Write out the whole of the material exactly.

"""

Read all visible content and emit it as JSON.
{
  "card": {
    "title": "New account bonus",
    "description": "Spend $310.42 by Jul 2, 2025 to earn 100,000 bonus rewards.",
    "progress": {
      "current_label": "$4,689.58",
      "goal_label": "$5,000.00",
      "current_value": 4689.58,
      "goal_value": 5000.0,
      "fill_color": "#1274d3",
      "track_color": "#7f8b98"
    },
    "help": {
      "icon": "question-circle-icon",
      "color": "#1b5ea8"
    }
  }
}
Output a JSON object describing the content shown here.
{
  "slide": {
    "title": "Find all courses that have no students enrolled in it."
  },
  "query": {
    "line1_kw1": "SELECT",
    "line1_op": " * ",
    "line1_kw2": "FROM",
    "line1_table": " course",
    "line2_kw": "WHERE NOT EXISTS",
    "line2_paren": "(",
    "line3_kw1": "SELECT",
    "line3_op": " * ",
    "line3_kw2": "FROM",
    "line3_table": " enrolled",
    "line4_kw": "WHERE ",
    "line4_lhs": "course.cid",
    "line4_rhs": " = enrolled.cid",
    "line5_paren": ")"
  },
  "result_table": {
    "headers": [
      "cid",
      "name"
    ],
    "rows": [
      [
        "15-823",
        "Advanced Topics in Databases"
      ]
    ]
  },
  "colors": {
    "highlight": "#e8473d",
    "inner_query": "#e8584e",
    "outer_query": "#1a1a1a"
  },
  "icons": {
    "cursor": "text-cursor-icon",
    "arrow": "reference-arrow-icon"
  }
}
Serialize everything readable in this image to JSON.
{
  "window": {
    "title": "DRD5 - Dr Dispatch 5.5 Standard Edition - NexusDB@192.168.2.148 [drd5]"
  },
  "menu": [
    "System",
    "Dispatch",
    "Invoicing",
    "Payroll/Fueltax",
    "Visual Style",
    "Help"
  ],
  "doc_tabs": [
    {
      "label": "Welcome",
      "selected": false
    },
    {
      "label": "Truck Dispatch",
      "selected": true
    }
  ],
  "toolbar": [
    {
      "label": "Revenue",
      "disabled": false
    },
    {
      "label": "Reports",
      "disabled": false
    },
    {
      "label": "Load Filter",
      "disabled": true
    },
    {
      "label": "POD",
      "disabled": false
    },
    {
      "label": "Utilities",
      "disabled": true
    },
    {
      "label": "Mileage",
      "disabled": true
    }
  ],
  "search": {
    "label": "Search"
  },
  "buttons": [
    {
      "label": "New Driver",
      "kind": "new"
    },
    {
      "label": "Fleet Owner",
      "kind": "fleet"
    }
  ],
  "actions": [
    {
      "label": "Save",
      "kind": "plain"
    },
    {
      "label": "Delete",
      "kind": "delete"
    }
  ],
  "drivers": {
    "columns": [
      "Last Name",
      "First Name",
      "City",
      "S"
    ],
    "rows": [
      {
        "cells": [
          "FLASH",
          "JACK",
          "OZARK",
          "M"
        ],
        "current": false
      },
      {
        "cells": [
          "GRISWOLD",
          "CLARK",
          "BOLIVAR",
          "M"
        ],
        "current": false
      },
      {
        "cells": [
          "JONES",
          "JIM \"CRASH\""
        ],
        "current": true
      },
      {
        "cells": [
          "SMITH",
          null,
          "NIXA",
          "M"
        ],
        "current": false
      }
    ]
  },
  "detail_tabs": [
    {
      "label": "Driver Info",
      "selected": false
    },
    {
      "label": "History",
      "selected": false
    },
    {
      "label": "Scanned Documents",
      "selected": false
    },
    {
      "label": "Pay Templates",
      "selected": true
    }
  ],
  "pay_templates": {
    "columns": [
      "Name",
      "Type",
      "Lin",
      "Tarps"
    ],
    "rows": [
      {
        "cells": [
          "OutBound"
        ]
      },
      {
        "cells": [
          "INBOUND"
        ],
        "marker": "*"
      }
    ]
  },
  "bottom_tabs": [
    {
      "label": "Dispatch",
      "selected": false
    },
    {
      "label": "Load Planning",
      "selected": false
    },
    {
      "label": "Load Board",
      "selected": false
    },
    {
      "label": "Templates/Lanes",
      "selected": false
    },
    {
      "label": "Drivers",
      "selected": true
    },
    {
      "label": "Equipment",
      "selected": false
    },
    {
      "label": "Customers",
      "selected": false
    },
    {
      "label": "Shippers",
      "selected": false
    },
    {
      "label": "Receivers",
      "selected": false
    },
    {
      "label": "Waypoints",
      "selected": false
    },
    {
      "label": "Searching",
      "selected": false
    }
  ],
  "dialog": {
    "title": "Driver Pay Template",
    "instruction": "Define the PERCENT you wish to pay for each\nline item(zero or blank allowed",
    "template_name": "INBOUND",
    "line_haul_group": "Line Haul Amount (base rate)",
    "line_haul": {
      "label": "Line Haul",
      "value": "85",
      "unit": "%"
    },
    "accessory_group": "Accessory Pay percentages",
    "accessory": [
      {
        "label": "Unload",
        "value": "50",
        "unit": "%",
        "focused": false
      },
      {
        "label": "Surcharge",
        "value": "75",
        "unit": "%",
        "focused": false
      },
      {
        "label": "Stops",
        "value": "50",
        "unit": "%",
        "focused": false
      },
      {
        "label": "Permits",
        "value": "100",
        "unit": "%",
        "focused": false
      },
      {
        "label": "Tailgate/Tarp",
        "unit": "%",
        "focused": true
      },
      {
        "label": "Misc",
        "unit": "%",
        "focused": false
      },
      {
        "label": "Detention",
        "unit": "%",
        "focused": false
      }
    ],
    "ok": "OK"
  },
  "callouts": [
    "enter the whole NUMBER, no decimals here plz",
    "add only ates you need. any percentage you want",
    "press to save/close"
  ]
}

"""

EXPECTED ANSWER:
Read all visible content and emit it as JSON.
{
  "card": {
    "title": "New account bonus",
    "description": "Spend $310.42 by Jul 2, 2025 to earn 100,000 bonus rewards.",
    "progress": {
      "current_label": "$4,689.58",
      "goal_label": "$5,000.00",
      "current_value": 4689.58,
      "goal_value": 5000.0,
      "fill_color": "#1274d3",
      "track_color": "#7f8b98"
    },
    "help": {
      "icon": "question-circle-icon",
      "color": "#1b5ea8"
    }
  }
}
Output a JSON object describing the content shown here.
{
  "slide": {
    "title": "Find all courses that have no students enrolled in it."
  },
  "query": {
    "line1_kw1": "SELECT",
    "line1_op": " * ",
    "line1_kw2": "FROM",
    "line1_table": " course",
    "line2_kw": "WHERE NOT EXISTS",
    "line2_paren": "(",
    "line3_kw1": "SELECT",
    "line3_op": " * ",
    "line3_kw2": "FROM",
    "line3_table": " enrolled",
    "line4_kw": "WHERE ",
    "line4_lhs": "course.cid",
    "line4_rhs": " = enrolled.cid",
    "line5_paren": ")"
  },
  "result_table": {
    "headers": [
      "cid",
      "name"
    ],
    "rows": [
      [
        "15-823",
        "Advanced Topics in Databases"
      ]
    ]
  },
  "colors": {
    "highlight": "#e8473d",
    "inner_query": "#e8584e",
    "outer_query": "#1a1a1a"
  },
  "icons": {
    "cursor": "text-cursor-icon",
    "arrow": "reference-arrow-icon"
  }
}
Serialize everything readable in this image to JSON.
{
  "window": {
    "title": "DRD5 - Dr Dispatch 5.5 Standard Edition - NexusDB@192.168.2.148 [drd5]"
  },
  "menu": [
    "System",
    "Dispatch",
    "Invoicing",
    "Payroll/Fueltax",
    "Visual Style",
    "Help"
  ],
  "doc_tabs": [
    {
      "label": "Welcome",
      "selected": false
    },
    {
      "label": "Truck Dispatch",
      "selected": true
    }
  ],
  "toolbar": [
    {
      "label": "Revenue",
      "disabled": false
    },
    {
      "label": "Reports",
      "disabled": false
    },
    {
      "label": "Load Filter",
      "disabled": true
    },
    {
      "label": "POD",
      "disabled": false
    },
    {
      "label": "Utilities",
      "disabled": true
    },
    {
      "label": "Mileage",
      "disabled": true
    }
  ],
  "search": {
    "label": "Search"
  },
  "buttons": [
    {
      "label": "New Driver",
      "kind": "new"
    },
    {
      "label": "Fleet Owner",
      "kind": "fleet"
    }
  ],
  "actions": [
    {
      "label": "Save",
      "kind": "plain"
    },
    {
      "label": "Delete",
      "kind": "delete"
    }
  ],
  "drivers": {
    "columns": [
      "Last Name",
      "First Name",
      "City",
      "S"
    ],
    "rows": [
      {
        "cells": [
          "FLASH",
          "JACK",
          "OZARK",
          "M"
        ],
        "current": false
      },
      {
        "cells": [
          "GRISWOLD",
          "CLARK",
          "BOLIVAR",
          "M"
        ],
        "current": false
      },
      {
        "cells": [
          "JONES",
          "JIM \"CRASH\""
        ],
        "current": true
      },
      {
        "cells": [
          "SMITH",
          null,
          "NIXA",
          "M"
        ],
        "current": false
      }
    ]
  },
  "detail_tabs": [
    {
      "label": "Driver Info",
      "selected": false
    },
    {
      "label": "History",
      "selected": false
    },
    {
      "label": "Scanned Documents",
      "selected": false
    },
    {
      "label": "Pay Templates",
      "selected": true
    }
  ],
  "pay_templates": {
    "columns": [
      "Name",
      "Type",
      "Lin",
      "Tarps"
    ],
    "rows": [
      {
        "cells": [
          "OutBound"
        ]
      },
      {
        "cells": [
          "INBOUND"
        ],
        "marker": "*"
      }
    ]
  },
  "bottom_tabs": [
    {
      "label": "Dispatch",
      "selected": false
    },
    {
      "label": "Load Planning",
      "selected": false
    },
    {
      "label": "Load Board",
      "selected": false
    },
    {
      "label": "Templates/Lanes",
      "selected": false
    },
    {
      "label": "Drivers",
      "selected": true
    },
    {
      "label": "Equipment",
      "selected": false
    },
    {
      "label": "Customers",
      "selected": false
    },
    {
      "label": "Shippers",
      "selected": false
    },
    {
      "label": "Receivers",
      "selected": false
    },
    {
      "label": "Waypoints",
      "selected": false
    },
    {
      "label": "Searching",
      "selected": false
    }
  ],
  "dialog": {
    "title": "Driver Pay Template",
    "instruction": "Define the PERCENT you wish to pay for each\nline item(zero or blank allowed",
    "template_name": "INBOUND",
    "line_haul_group": "Line Haul Amount (base rate)",
    "line_haul": {
      "label": "Line Haul",
      "value": "85",
      "unit": "%"
    },
    "accessory_group": "Accessory Pay percentages",
    "accessory": [
      {
        "label": "Unload",
        "value": "50",
        "unit": "%",
        "focused": false
      },
      {
        "label": "Surcharge",
        "value": "75",
        "unit": "%",
        "focused": false
      },
      {
        "label": "Stops",
        "value": "50",
        "unit": "%",
        "focused": false
      },
      {
        "label": "Permits",
        "value": "100",
        "unit": "%",
        "focused": false
      },
      {
        "label": "Tailgate/Tarp",
        "unit": "%",
        "focused": true
      },
      {
        "label": "Misc",
        "unit": "%",
        "focused": false
      },
      {
        "label": "Detention",
        "unit": "%",
        "focused": false
      }
    ],
    "ok": "OK"
  },
  "callouts": [
    "enter the whole NUMBER, no decimals here plz",
    "add only ates you need. any percentage you want",
    "press to save/close"
  ]
}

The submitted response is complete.